(Records from a collection)
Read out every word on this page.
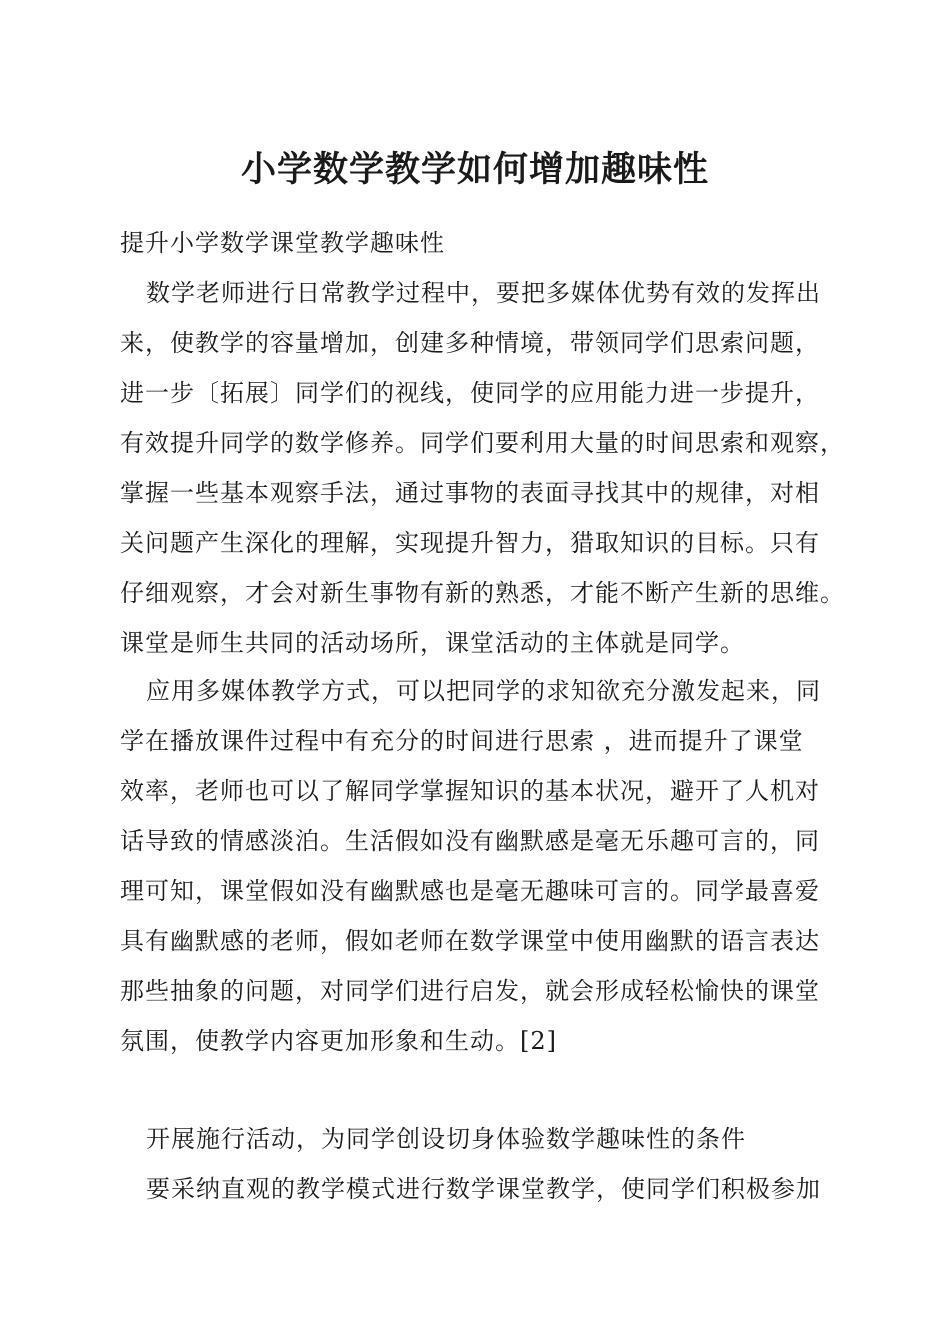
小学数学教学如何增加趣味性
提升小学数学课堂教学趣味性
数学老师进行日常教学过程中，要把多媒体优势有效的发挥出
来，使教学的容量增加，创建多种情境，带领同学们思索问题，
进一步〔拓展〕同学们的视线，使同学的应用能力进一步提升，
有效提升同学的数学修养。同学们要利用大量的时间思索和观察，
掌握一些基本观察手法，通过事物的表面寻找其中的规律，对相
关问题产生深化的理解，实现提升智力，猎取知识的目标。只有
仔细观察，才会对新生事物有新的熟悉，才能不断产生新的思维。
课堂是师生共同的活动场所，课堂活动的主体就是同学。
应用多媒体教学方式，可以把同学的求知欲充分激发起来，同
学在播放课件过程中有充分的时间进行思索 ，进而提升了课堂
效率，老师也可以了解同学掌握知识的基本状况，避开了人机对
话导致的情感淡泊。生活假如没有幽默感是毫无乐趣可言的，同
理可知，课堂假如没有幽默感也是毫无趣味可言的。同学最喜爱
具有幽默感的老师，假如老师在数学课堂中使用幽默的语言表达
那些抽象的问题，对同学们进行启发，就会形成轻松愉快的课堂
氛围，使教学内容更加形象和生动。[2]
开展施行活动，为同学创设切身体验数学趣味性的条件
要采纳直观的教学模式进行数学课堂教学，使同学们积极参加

--

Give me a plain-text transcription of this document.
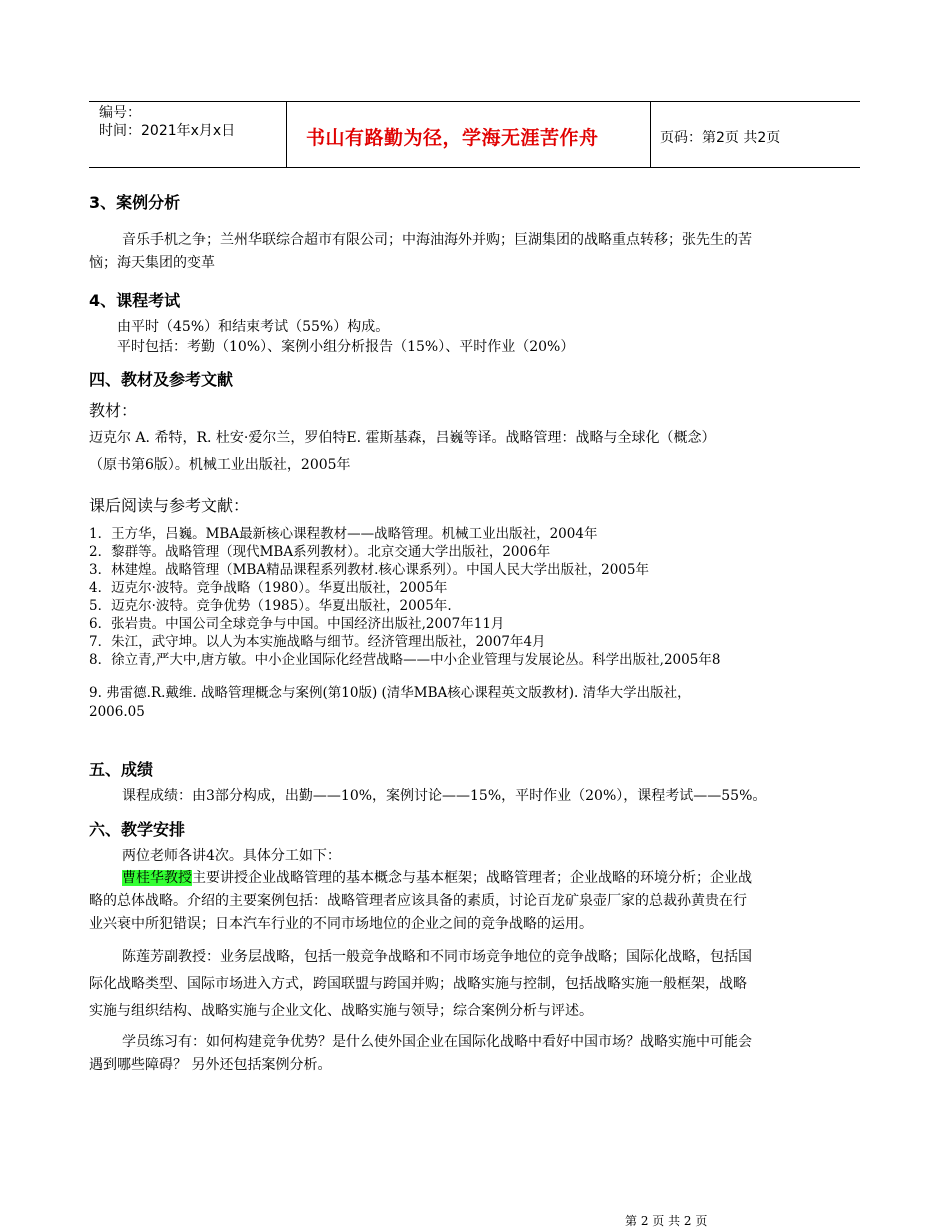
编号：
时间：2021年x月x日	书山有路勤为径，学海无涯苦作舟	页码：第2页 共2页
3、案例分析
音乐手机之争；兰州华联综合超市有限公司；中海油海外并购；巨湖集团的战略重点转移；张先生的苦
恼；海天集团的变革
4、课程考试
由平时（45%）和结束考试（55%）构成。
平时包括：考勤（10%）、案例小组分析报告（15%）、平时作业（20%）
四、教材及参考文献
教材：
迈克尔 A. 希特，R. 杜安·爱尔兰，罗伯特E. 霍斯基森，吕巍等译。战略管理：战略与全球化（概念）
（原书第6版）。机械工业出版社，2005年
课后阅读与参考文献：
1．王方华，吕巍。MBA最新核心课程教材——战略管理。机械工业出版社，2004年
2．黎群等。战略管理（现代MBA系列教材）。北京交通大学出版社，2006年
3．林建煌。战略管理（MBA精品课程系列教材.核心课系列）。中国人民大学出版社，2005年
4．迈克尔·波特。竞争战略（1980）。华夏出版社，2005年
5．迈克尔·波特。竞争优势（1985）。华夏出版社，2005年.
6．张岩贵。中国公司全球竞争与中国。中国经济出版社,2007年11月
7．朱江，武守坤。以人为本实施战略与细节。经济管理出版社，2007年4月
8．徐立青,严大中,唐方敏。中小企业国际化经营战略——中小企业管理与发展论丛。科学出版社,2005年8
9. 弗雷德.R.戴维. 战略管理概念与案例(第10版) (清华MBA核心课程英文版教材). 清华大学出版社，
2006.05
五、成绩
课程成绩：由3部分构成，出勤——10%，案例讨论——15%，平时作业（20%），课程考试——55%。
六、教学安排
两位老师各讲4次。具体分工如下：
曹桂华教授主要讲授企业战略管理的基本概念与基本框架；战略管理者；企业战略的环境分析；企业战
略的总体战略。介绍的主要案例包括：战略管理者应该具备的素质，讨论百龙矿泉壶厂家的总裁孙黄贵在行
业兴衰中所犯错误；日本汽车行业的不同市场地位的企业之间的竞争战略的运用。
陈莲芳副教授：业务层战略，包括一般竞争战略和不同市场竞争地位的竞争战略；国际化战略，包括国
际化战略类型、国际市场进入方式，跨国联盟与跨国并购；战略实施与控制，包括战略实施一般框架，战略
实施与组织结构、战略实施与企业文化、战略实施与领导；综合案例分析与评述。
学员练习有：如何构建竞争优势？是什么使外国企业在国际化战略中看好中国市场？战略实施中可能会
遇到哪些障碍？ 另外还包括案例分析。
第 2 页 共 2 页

Written instruction: Pick out every line of the listing containing the word "机械工业出版社", and show those lines.

Answer in full:
（原书第6版）。机械工业出版社，2005年
1．王方华，吕巍。MBA最新核心课程教材——战略管理。机械工业出版社，2004年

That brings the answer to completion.